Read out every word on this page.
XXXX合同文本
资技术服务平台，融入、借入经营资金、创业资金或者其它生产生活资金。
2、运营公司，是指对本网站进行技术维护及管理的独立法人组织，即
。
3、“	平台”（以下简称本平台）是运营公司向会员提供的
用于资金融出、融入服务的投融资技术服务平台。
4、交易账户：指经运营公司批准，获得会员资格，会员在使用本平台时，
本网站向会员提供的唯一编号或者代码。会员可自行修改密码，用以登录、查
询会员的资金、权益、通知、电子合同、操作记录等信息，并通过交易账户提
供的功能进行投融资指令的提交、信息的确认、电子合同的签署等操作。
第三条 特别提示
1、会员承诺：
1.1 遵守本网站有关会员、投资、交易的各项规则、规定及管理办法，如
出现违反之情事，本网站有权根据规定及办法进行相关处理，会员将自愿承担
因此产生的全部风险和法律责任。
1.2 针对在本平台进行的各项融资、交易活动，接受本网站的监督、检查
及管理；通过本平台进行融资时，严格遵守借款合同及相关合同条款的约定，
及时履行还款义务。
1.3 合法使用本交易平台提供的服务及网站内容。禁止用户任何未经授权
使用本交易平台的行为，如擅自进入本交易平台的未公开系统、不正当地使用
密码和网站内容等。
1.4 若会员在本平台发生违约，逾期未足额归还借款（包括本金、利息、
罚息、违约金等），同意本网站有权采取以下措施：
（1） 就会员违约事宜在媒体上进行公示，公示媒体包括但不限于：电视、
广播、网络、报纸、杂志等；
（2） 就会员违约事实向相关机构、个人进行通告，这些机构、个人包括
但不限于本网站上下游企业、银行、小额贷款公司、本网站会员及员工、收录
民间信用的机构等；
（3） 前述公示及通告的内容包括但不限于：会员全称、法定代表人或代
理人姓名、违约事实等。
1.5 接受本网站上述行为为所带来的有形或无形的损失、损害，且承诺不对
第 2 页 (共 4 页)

> [WHAT IS ASKED]:
Reproduce every record, matching each line exactly.

> [TASK RESULT]:
Read out every word on this page.
XXXX合同文本
资技术服务平台，融入、借入经营资金、创业资金或者其它生产生活资金。
2、运营公司，是指对本网站进行技术维护及管理的独立法人组织，即
。
3、“	平台”（以下简称本平台）是运营公司向会员提供的
用于资金融出、融入服务的投融资技术服务平台。
4、交易账户：指经运营公司批准，获得会员资格，会员在使用本平台时，
本网站向会员提供的唯一编号或者代码。会员可自行修改密码，用以登录、查
询会员的资金、权益、通知、电子合同、操作记录等信息，并通过交易账户提
供的功能进行投融资指令的提交、信息的确认、电子合同的签署等操作。
第三条 特别提示
1、会员承诺：
1.1 遵守本网站有关会员、投资、交易的各项规则、规定及管理办法，如
出现违反之情事，本网站有权根据规定及办法进行相关处理，会员将自愿承担
因此产生的全部风险和法律责任。
1.2 针对在本平台进行的各项融资、交易活动，接受本网站的监督、检查
及管理；通过本平台进行融资时，严格遵守借款合同及相关合同条款的约定，
及时履行还款义务。
1.3 合法使用本交易平台提供的服务及网站内容。禁止用户任何未经授权
使用本交易平台的行为，如擅自进入本交易平台的未公开系统、不正当地使用
密码和网站内容等。
1.4 若会员在本平台发生违约，逾期未足额归还借款（包括本金、利息、
罚息、违约金等），同意本网站有权采取以下措施：
（1） 就会员违约事宜在媒体上进行公示，公示媒体包括但不限于：电视、
广播、网络、报纸、杂志等；
（2） 就会员违约事实向相关机构、个人进行通告，这些机构、个人包括
但不限于本网站上下游企业、银行、小额贷款公司、本网站会员及员工、收录
民间信用的机构等；
（3） 前述公示及通告的内容包括但不限于：会员全称、法定代表人或代
理人姓名、违约事实等。
1.5 接受本网站上述行为为所带来的有形或无形的损失、损害，且承诺不对
第 2 页 (共 4 页)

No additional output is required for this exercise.